▶ Provided records
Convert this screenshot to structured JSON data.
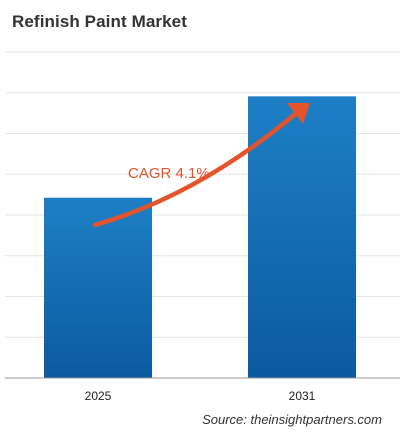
{
  "title": "Refinish Paint Market",
  "source": "Source: theinsightpartners.com",
  "annotation": {
    "text": "CAGR 4.1%",
    "color": "#e5532b"
  },
  "colors": {
    "bar_top": "#1e7fc6",
    "bar_bottom": "#0b5aa0",
    "grid": "#e6e6e6",
    "axis": "#999999"
  },
  "chart_data": {
    "type": "bar",
    "title": "Refinish Paint Market",
    "categories": [
      "2025",
      "2031"
    ],
    "values": [
      0.64,
      1.0
    ],
    "value_note": "",
    "ylim": [
      0,
      1.2
    ],
    "grid": true,
    "gridlines": 8,
    "legend": "none",
    "xlabel": "",
    "ylabel": ""
  }
}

▶ Aim
Take every line containing the word "title" and copy it.

▶ The reply
  "title": "Refinish Paint Market",
    "title": "Refinish Paint Market",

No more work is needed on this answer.